■ Set exercise ■
Where a line contains the word "heart", copy that line in full.

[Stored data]
◇ ◇ ◇ ◇

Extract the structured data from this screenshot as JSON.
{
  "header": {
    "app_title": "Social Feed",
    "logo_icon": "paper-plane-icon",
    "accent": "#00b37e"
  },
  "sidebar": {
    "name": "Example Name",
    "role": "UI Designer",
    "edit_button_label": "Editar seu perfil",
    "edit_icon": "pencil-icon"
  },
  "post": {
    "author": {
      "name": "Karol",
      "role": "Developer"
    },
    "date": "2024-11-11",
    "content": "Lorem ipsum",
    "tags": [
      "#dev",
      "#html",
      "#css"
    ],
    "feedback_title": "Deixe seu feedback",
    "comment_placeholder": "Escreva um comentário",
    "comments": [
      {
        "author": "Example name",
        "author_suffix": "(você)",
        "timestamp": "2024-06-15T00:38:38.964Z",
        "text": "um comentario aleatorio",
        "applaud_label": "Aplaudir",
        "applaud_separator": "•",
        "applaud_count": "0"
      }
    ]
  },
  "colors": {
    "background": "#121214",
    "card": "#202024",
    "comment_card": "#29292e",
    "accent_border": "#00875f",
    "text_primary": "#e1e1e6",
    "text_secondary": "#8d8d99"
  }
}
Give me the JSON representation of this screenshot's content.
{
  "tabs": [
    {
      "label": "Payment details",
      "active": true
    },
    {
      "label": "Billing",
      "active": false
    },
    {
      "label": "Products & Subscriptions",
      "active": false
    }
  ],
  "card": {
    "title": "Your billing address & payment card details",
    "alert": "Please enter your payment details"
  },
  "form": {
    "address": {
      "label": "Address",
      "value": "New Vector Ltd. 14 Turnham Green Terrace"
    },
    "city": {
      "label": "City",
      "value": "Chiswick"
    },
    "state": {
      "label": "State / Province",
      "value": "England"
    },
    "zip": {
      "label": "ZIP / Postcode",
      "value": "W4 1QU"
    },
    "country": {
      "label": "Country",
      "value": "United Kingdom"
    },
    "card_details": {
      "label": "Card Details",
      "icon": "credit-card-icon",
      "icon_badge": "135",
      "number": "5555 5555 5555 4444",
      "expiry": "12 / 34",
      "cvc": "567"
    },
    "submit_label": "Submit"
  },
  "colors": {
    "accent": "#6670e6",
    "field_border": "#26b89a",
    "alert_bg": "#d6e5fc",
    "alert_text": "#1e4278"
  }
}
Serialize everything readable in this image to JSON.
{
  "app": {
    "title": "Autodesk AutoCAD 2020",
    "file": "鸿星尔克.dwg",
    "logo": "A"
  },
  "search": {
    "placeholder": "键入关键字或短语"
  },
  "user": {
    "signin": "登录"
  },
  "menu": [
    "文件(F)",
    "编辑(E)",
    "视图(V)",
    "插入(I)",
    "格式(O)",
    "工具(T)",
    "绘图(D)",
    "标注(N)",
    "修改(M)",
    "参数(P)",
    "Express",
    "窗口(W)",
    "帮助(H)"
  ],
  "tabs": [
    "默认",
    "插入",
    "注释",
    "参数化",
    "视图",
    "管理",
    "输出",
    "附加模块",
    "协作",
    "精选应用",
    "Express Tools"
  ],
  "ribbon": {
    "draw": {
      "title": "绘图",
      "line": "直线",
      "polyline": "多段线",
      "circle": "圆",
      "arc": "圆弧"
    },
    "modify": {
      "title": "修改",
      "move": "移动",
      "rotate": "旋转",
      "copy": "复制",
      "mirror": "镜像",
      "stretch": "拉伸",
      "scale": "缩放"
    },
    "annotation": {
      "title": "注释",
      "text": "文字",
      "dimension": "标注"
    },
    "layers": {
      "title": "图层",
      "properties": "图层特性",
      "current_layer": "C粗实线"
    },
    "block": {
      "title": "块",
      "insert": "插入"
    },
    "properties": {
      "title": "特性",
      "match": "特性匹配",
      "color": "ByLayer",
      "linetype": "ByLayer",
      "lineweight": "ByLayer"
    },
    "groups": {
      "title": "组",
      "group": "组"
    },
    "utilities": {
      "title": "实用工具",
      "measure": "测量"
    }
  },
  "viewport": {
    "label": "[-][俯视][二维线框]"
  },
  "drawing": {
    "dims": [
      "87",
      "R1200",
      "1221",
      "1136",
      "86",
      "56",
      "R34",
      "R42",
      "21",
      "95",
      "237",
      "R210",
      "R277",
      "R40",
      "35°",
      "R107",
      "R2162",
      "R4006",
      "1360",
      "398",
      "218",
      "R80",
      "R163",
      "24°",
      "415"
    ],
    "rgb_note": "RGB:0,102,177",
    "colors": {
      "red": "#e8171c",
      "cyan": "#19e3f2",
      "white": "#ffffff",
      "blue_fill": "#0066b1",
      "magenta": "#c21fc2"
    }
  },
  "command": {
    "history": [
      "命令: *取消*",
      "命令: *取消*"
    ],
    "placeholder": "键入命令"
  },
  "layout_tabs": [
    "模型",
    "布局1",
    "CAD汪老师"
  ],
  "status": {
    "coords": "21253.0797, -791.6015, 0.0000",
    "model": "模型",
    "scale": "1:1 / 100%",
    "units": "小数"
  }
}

◇ ◇ ◇ ◇

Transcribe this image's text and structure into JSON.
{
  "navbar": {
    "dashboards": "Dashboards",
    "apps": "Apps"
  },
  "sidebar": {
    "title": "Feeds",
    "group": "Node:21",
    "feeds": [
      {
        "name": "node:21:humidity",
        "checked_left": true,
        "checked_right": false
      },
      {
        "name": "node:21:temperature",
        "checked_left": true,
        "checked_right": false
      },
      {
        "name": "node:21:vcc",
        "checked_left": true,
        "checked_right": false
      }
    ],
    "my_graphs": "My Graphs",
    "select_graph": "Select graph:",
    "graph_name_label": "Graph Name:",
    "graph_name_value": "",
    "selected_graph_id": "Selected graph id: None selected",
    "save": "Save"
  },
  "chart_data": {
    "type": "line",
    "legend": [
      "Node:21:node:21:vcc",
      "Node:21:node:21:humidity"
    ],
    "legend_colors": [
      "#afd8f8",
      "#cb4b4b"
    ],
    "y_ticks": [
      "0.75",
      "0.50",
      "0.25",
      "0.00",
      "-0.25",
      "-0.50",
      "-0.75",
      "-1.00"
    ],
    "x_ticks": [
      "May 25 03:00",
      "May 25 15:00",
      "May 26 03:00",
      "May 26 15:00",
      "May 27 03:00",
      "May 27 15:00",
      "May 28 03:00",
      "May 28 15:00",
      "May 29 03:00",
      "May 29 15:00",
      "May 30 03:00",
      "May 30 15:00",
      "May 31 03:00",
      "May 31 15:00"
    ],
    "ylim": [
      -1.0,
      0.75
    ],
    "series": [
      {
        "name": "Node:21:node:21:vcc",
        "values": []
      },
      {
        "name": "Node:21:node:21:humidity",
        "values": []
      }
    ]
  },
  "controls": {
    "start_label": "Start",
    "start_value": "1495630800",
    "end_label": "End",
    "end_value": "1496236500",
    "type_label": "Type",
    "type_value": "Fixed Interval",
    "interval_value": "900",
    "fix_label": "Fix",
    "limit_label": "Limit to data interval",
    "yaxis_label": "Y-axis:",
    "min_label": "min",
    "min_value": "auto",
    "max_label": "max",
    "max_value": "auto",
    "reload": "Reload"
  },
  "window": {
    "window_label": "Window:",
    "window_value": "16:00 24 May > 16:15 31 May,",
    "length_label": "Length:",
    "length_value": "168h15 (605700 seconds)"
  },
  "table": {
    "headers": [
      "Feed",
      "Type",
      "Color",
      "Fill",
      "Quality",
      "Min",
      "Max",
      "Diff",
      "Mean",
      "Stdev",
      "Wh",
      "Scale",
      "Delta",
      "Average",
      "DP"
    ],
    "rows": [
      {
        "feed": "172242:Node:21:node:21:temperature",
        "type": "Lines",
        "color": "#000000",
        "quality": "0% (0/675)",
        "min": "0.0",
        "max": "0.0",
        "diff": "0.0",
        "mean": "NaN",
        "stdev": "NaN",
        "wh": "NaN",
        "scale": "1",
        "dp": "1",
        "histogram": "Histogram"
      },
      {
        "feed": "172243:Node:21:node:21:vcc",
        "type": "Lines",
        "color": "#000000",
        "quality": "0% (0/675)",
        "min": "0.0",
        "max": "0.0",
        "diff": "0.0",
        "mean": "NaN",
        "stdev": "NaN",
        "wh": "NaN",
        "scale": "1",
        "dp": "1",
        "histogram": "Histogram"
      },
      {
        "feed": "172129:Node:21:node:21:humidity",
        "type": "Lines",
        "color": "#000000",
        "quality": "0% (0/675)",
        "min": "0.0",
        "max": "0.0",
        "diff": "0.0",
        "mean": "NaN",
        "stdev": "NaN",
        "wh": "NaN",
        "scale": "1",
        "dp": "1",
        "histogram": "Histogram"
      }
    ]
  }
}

◇ ◇ ◇ ◇

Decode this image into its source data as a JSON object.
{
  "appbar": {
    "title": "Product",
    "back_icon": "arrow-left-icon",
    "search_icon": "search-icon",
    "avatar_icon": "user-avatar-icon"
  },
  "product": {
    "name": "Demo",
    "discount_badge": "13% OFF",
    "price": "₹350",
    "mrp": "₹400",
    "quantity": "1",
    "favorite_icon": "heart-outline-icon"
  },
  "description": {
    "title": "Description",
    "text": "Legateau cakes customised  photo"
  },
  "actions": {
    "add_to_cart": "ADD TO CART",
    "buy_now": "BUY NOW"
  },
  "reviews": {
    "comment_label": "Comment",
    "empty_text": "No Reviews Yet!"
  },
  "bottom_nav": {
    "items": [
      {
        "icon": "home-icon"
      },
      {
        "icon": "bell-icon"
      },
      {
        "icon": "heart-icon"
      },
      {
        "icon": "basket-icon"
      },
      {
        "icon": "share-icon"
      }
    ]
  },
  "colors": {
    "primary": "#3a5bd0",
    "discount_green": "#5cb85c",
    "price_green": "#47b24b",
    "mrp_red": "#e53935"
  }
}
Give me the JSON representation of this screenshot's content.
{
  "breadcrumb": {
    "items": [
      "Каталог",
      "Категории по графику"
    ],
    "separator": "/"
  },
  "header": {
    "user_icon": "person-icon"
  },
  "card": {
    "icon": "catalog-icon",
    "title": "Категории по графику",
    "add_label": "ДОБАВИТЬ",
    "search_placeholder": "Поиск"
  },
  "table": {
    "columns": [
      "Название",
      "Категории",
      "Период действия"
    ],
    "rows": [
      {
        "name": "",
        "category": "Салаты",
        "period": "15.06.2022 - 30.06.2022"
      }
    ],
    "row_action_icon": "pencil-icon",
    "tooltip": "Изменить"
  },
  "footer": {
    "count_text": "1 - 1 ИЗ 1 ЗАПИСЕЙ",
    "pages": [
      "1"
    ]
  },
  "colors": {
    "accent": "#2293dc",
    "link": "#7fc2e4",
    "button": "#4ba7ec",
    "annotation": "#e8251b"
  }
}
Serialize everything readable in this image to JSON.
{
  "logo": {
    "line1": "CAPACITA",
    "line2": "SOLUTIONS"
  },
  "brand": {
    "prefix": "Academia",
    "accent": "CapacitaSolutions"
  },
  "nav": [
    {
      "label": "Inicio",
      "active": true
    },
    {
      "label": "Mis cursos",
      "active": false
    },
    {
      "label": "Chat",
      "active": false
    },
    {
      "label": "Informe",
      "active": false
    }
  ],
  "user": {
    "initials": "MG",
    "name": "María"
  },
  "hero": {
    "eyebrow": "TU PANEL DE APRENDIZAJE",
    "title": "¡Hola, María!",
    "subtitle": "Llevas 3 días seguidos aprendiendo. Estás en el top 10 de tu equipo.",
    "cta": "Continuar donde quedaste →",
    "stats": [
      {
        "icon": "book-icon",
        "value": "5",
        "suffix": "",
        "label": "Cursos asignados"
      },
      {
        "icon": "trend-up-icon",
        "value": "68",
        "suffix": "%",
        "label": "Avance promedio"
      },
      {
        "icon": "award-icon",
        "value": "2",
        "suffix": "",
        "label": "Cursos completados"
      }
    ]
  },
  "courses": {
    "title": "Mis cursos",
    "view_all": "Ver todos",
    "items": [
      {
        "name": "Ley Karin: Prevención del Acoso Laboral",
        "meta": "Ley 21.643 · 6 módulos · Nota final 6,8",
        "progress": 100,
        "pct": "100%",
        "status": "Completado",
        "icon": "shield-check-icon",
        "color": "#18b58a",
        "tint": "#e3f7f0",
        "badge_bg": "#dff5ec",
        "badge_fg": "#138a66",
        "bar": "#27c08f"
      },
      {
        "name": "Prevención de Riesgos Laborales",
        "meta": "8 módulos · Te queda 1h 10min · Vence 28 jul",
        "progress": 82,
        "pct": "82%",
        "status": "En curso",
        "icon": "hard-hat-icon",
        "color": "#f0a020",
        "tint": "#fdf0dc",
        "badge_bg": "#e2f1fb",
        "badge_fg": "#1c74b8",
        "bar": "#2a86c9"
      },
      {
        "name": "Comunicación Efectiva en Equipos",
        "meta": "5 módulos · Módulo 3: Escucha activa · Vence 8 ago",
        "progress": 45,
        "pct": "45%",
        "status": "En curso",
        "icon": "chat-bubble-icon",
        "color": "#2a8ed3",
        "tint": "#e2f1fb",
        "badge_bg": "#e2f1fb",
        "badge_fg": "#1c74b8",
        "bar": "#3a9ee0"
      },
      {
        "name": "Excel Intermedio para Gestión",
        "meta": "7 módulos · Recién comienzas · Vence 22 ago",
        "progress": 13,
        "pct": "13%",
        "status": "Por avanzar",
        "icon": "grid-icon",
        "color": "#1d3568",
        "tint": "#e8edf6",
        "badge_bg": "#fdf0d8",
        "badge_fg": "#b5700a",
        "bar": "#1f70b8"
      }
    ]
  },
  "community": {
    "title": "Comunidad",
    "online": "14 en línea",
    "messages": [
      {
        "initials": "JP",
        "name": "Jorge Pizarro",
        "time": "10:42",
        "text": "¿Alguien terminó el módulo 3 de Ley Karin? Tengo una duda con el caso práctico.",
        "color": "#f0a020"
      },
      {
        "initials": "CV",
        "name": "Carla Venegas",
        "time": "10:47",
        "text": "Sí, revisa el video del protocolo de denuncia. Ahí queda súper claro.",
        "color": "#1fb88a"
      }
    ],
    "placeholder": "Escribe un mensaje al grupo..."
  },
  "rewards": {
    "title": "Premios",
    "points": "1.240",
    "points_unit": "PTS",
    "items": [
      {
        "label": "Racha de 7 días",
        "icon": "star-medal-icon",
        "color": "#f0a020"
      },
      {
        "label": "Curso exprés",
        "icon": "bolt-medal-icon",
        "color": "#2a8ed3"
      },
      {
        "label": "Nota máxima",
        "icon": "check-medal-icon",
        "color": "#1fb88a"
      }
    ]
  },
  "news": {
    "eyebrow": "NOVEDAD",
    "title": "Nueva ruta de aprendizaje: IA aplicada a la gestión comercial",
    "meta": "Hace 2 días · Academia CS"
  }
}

◇ ◇ ◇ ◇

■ Expected answer ■
    "favorite_icon": "heart-outline-icon"
        "icon": "heart-icon"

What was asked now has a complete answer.